> _Dataset excerpts_

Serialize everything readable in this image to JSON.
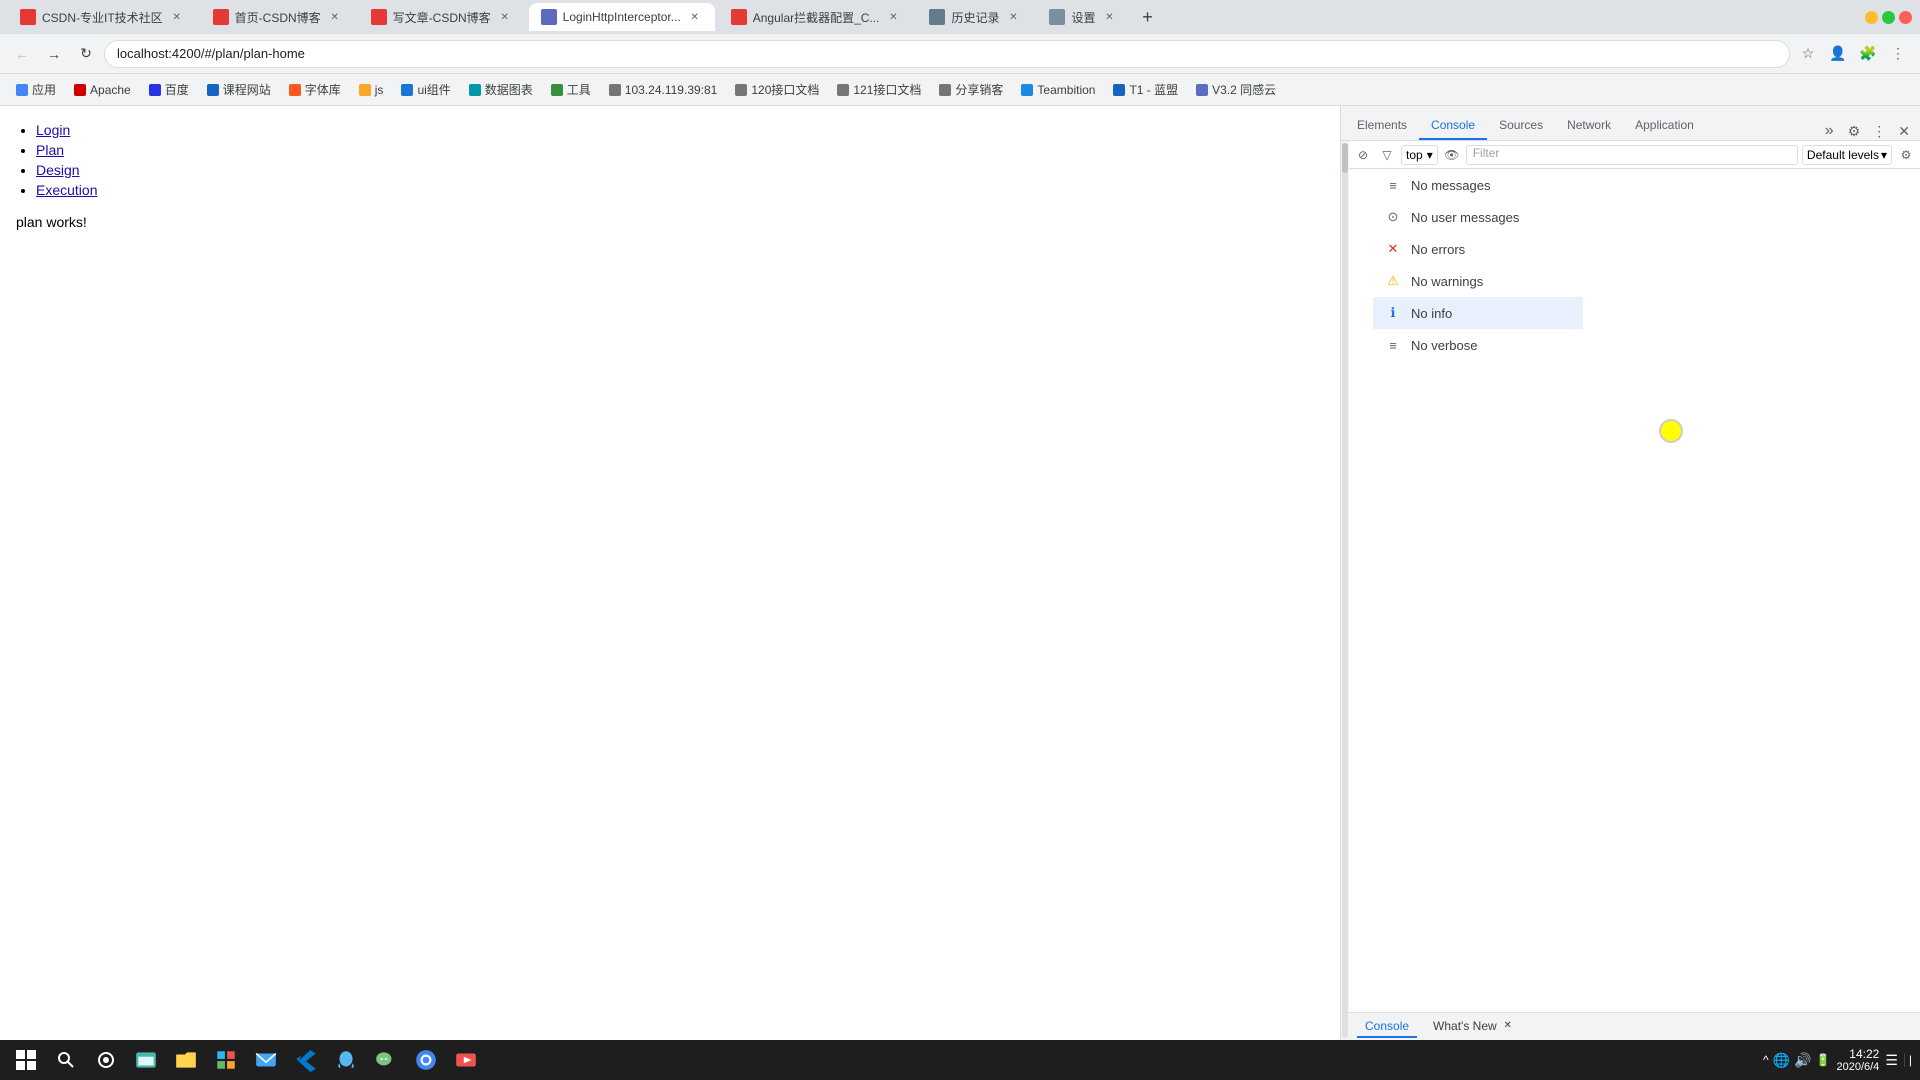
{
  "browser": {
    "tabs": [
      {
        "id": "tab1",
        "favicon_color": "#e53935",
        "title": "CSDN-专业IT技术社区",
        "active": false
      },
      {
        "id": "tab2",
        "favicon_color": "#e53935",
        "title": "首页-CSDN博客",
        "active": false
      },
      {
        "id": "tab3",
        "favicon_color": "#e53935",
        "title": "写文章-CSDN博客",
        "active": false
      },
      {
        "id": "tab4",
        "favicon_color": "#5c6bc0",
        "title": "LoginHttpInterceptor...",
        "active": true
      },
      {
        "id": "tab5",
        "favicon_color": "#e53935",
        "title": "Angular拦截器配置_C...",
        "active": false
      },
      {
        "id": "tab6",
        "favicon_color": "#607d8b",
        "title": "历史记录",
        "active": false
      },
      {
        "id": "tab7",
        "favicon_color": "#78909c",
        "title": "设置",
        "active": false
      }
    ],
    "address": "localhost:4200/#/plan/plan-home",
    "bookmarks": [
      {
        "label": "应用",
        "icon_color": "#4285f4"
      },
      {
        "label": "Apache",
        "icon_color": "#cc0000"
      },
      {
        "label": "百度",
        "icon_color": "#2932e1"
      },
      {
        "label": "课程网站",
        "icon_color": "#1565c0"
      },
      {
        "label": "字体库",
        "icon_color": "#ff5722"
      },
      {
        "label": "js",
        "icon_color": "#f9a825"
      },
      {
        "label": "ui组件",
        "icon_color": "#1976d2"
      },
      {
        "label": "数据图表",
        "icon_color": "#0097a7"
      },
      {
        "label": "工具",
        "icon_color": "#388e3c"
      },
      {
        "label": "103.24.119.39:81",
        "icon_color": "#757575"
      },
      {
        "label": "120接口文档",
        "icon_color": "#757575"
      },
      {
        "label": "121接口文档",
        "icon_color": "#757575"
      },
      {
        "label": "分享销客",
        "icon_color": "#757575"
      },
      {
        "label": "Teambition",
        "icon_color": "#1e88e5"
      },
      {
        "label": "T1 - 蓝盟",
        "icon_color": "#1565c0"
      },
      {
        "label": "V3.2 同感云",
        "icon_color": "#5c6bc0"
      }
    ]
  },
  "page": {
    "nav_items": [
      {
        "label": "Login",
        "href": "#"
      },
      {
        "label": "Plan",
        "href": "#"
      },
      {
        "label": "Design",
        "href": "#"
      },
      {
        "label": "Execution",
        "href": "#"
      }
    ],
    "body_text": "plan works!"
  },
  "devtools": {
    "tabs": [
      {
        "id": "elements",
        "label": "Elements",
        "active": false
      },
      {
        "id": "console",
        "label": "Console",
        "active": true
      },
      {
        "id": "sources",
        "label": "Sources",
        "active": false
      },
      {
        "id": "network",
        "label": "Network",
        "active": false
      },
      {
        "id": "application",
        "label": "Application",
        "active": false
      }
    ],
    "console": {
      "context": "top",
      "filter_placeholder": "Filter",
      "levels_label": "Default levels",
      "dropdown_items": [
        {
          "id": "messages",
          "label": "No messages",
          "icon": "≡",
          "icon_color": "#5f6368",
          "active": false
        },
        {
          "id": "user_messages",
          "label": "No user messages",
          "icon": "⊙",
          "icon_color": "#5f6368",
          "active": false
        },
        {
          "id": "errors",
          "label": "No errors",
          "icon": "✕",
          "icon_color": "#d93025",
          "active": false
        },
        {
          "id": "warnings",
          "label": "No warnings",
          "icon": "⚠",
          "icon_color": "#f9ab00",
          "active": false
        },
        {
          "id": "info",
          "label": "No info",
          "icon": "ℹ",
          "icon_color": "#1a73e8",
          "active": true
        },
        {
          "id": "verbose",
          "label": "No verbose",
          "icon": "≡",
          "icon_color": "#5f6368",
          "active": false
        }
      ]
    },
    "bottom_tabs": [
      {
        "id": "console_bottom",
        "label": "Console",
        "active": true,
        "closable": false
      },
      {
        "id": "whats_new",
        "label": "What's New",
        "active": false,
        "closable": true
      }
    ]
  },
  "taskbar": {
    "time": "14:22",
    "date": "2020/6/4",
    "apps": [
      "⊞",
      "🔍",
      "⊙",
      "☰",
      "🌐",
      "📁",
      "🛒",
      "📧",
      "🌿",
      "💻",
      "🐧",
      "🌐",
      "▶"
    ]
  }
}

> _Task goal_
Quote every line word for word and keep the images out of the copy.

> _Answer below_
Serialize everything readable in this image to JSON.
{
  "browser": {
    "tabs": [
      {
        "id": "tab1",
        "favicon_color": "#e53935",
        "title": "CSDN-专业IT技术社区",
        "active": false
      },
      {
        "id": "tab2",
        "favicon_color": "#e53935",
        "title": "首页-CSDN博客",
        "active": false
      },
      {
        "id": "tab3",
        "favicon_color": "#e53935",
        "title": "写文章-CSDN博客",
        "active": false
      },
      {
        "id": "tab4",
        "favicon_color": "#5c6bc0",
        "title": "LoginHttpInterceptor...",
        "active": true
      },
      {
        "id": "tab5",
        "favicon_color": "#e53935",
        "title": "Angular拦截器配置_C...",
        "active": false
      },
      {
        "id": "tab6",
        "favicon_color": "#607d8b",
        "title": "历史记录",
        "active": false
      },
      {
        "id": "tab7",
        "favicon_color": "#78909c",
        "title": "设置",
        "active": false
      }
    ],
    "address": "localhost:4200/#/plan/plan-home",
    "bookmarks": [
      {
        "label": "应用",
        "icon_color": "#4285f4"
      },
      {
        "label": "Apache",
        "icon_color": "#cc0000"
      },
      {
        "label": "百度",
        "icon_color": "#2932e1"
      },
      {
        "label": "课程网站",
        "icon_color": "#1565c0"
      },
      {
        "label": "字体库",
        "icon_color": "#ff5722"
      },
      {
        "label": "js",
        "icon_color": "#f9a825"
      },
      {
        "label": "ui组件",
        "icon_color": "#1976d2"
      },
      {
        "label": "数据图表",
        "icon_color": "#0097a7"
      },
      {
        "label": "工具",
        "icon_color": "#388e3c"
      },
      {
        "label": "103.24.119.39:81",
        "icon_color": "#757575"
      },
      {
        "label": "120接口文档",
        "icon_color": "#757575"
      },
      {
        "label": "121接口文档",
        "icon_color": "#757575"
      },
      {
        "label": "分享销客",
        "icon_color": "#757575"
      },
      {
        "label": "Teambition",
        "icon_color": "#1e88e5"
      },
      {
        "label": "T1 - 蓝盟",
        "icon_color": "#1565c0"
      },
      {
        "label": "V3.2 同感云",
        "icon_color": "#5c6bc0"
      }
    ]
  },
  "page": {
    "nav_items": [
      {
        "label": "Login",
        "href": "#"
      },
      {
        "label": "Plan",
        "href": "#"
      },
      {
        "label": "Design",
        "href": "#"
      },
      {
        "label": "Execution",
        "href": "#"
      }
    ],
    "body_text": "plan works!"
  },
  "devtools": {
    "tabs": [
      {
        "id": "elements",
        "label": "Elements",
        "active": false
      },
      {
        "id": "console",
        "label": "Console",
        "active": true
      },
      {
        "id": "sources",
        "label": "Sources",
        "active": false
      },
      {
        "id": "network",
        "label": "Network",
        "active": false
      },
      {
        "id": "application",
        "label": "Application",
        "active": false
      }
    ],
    "console": {
      "context": "top",
      "filter_placeholder": "Filter",
      "levels_label": "Default levels",
      "dropdown_items": [
        {
          "id": "messages",
          "label": "No messages",
          "icon": "≡",
          "icon_color": "#5f6368",
          "active": false
        },
        {
          "id": "user_messages",
          "label": "No user messages",
          "icon": "⊙",
          "icon_color": "#5f6368",
          "active": false
        },
        {
          "id": "errors",
          "label": "No errors",
          "icon": "✕",
          "icon_color": "#d93025",
          "active": false
        },
        {
          "id": "warnings",
          "label": "No warnings",
          "icon": "⚠",
          "icon_color": "#f9ab00",
          "active": false
        },
        {
          "id": "info",
          "label": "No info",
          "icon": "ℹ",
          "icon_color": "#1a73e8",
          "active": true
        },
        {
          "id": "verbose",
          "label": "No verbose",
          "icon": "≡",
          "icon_color": "#5f6368",
          "active": false
        }
      ]
    },
    "bottom_tabs": [
      {
        "id": "console_bottom",
        "label": "Console",
        "active": true,
        "closable": false
      },
      {
        "id": "whats_new",
        "label": "What's New",
        "active": false,
        "closable": true
      }
    ]
  },
  "taskbar": {
    "time": "14:22",
    "date": "2020/6/4",
    "apps": [
      "⊞",
      "🔍",
      "⊙",
      "☰",
      "🌐",
      "📁",
      "🛒",
      "📧",
      "🌿",
      "💻",
      "🐧",
      "🌐",
      "▶"
    ]
  }
}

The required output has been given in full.